** Figure dataset records **
———

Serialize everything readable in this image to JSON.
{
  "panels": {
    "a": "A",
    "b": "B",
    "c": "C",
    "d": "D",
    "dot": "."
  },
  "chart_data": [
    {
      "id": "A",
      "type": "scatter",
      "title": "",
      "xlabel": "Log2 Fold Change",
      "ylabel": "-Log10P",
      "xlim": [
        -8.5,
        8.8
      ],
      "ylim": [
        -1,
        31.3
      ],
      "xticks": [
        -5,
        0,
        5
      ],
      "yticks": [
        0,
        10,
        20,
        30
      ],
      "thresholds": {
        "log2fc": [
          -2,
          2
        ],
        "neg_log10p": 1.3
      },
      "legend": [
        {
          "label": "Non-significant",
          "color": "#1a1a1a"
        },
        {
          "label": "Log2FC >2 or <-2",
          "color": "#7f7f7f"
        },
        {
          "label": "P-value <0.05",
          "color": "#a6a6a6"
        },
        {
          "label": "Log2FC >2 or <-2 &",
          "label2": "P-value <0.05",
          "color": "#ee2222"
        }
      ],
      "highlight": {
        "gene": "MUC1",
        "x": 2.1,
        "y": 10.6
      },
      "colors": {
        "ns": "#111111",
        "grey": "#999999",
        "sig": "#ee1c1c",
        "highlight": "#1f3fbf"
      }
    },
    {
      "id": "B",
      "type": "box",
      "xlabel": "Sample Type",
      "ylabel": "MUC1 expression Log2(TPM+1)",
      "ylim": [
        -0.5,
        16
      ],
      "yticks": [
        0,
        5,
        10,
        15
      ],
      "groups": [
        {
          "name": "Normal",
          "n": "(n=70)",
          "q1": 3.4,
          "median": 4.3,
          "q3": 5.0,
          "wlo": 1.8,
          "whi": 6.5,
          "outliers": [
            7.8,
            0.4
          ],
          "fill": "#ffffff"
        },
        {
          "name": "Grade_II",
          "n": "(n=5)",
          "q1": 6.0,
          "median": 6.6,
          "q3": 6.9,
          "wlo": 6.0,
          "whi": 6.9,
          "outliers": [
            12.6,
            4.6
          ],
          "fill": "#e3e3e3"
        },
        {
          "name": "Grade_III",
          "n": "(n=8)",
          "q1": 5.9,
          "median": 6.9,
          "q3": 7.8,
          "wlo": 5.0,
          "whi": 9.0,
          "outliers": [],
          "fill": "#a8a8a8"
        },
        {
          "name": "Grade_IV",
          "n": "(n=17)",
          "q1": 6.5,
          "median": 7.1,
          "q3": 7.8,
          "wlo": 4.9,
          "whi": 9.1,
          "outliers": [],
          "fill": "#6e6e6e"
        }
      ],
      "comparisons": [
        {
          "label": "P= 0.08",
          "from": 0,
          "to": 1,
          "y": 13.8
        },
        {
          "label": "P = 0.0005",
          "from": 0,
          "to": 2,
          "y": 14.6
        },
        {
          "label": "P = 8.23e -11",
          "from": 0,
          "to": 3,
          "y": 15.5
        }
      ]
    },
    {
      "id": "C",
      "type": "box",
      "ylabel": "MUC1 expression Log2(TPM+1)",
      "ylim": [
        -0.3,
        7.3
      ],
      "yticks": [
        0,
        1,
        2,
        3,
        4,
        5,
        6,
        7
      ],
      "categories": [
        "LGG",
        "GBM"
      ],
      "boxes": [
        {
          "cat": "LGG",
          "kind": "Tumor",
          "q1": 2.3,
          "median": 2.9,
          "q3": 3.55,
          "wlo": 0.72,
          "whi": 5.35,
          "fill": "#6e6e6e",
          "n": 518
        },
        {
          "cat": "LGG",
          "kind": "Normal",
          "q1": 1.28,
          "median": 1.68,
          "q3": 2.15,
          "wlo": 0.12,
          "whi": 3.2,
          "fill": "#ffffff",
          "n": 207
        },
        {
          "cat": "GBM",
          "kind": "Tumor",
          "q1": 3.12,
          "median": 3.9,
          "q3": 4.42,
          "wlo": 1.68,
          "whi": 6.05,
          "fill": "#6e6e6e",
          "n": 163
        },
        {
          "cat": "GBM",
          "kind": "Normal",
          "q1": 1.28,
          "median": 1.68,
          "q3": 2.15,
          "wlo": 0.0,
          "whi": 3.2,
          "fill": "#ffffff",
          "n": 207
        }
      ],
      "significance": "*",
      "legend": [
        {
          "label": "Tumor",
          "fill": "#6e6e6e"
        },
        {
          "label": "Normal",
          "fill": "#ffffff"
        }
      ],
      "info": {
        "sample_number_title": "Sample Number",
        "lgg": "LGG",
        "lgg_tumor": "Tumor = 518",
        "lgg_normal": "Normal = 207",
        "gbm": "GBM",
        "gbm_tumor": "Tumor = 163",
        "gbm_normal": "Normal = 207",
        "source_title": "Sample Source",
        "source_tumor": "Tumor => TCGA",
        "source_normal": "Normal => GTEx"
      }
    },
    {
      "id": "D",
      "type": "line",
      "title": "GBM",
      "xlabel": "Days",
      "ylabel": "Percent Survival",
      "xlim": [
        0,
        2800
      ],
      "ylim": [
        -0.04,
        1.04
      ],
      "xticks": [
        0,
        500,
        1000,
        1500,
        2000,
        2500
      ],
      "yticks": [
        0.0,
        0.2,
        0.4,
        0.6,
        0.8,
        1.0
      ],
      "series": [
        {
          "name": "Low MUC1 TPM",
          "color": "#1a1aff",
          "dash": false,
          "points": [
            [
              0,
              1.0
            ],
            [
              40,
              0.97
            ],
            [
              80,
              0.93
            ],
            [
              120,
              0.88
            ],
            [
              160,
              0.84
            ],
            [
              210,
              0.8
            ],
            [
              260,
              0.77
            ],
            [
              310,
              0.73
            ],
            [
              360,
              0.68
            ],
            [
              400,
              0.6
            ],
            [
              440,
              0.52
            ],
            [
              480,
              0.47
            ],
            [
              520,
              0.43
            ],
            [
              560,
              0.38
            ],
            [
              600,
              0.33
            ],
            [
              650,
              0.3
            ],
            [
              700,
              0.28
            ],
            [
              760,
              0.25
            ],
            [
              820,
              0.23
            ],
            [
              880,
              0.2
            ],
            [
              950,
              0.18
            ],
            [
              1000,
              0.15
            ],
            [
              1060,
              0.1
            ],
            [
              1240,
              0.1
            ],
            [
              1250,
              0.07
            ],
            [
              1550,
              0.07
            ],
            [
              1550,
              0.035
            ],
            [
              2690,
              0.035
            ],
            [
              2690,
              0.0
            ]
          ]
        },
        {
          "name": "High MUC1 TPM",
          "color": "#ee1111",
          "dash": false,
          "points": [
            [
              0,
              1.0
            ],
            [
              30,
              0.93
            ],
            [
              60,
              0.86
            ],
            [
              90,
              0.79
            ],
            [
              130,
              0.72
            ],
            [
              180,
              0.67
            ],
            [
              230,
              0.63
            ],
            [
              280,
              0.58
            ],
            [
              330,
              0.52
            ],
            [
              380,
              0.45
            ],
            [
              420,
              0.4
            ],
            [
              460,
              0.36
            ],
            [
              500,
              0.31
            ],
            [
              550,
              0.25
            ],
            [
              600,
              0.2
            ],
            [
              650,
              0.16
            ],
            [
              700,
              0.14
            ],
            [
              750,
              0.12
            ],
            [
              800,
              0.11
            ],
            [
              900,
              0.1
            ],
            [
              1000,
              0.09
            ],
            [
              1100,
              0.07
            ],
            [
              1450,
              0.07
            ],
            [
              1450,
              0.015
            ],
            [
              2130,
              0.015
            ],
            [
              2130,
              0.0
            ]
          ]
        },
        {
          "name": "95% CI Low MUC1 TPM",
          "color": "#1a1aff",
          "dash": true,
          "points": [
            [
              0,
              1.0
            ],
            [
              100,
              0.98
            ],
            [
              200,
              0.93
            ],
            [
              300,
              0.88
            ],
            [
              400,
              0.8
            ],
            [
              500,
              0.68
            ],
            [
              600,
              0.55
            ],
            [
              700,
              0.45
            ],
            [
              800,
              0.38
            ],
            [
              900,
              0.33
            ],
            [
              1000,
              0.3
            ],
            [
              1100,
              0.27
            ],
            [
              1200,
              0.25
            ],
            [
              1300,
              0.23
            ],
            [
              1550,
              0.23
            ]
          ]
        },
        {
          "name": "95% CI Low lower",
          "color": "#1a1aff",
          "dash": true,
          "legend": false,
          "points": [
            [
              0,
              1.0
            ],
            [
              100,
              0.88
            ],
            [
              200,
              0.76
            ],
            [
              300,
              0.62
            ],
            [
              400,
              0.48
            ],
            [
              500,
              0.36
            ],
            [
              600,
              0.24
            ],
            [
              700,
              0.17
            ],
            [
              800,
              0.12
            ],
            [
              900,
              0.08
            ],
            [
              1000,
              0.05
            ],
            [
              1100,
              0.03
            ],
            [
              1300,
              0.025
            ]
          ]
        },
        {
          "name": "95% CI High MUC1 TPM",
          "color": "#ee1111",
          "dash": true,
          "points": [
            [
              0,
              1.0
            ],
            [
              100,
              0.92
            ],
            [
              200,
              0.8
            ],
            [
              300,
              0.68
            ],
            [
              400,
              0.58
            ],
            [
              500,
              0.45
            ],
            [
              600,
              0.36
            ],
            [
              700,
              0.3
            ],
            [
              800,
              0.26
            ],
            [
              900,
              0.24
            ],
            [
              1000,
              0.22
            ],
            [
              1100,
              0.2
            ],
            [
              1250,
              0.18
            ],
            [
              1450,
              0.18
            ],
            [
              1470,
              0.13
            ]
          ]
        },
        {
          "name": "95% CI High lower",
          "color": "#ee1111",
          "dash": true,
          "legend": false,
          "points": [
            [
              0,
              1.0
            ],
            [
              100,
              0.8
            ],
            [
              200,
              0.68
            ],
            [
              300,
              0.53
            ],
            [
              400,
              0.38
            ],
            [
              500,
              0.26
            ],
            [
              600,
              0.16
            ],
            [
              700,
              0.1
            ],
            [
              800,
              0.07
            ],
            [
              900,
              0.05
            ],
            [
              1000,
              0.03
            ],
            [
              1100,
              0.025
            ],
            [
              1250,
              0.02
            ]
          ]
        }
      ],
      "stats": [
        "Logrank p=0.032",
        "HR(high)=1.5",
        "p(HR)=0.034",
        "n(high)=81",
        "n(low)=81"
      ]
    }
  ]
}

———

** What the exercise asks **
Search the entries above for the string "Tumor". Copy each line in which it appears.

** Result for this exercise **
          "kind": "Tumor",
          "kind": "Tumor",
          "label": "Tumor",
        "lgg_tumor": "Tumor = 518",
        "gbm_tumor": "Tumor = 163",
        "source_tumor": "Tumor => TCGA",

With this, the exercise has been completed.